Set problem.
Answer these questions using the passage about deaths below.
1. At what age did the writer's father die?
2. How many years ago did D.G. Myers die?
3. Who, according to the passage, was lost last year?

Only in the last twenty years or so have I started accumulating deaths, logging them on a internal list and weighing them against my own precious self. I’ve led a improbably healthy life which only encouraged the universal young man’s conviction that I was immune to mortality and even much grief. My father, a sedentary, cigar-smoking, sausage-eating man, died at eighty-four. I’ve learned only recently that a former girlfriend and one of my former newspaper editors are dead. Nine years ago, my friend D.G. Myers, one of the most alive persons I’ve ever known, died. Last year we lost Terry Teachout, not to mention the recent deaths of people I knew and admired through their writing – Helen Pinkerton, Clive James, Dr. Oliver Sacks, Gertrude Himmelfarb, John Simon, Roger Scruton.

Recorded information.
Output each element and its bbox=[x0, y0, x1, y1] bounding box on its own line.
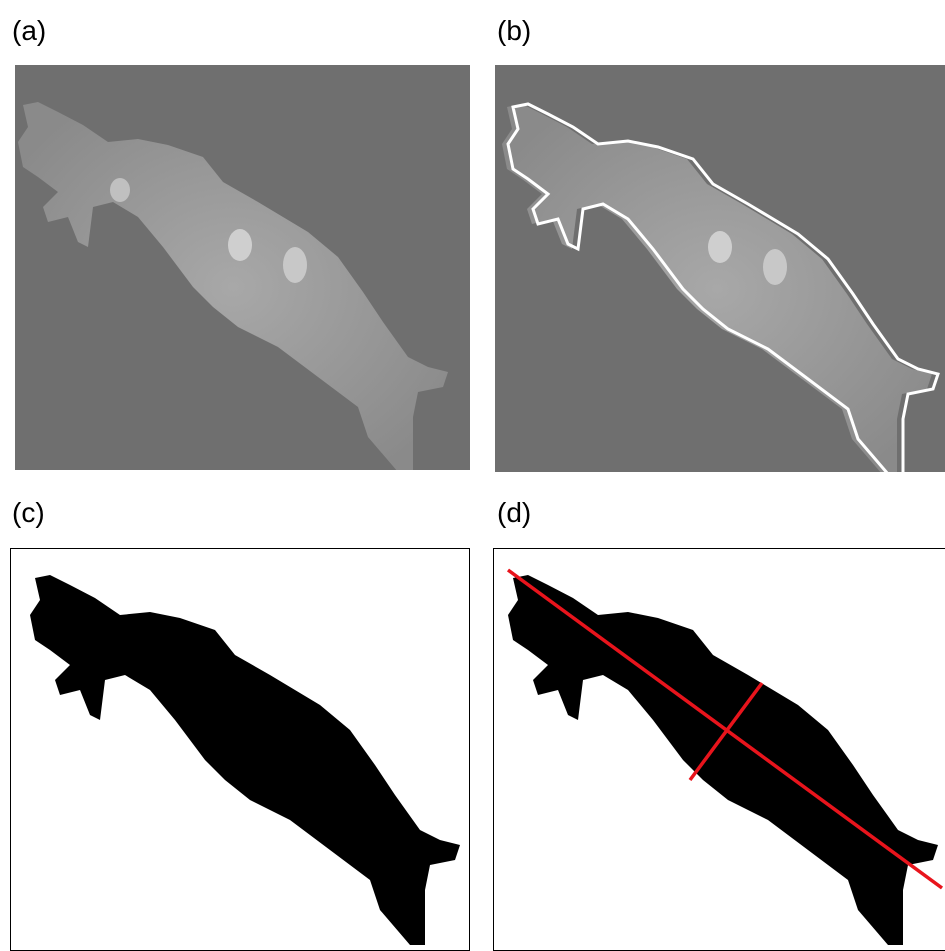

Output below.
1. Eighty-four.
2. Nine years ago.
3. Terry Teachout.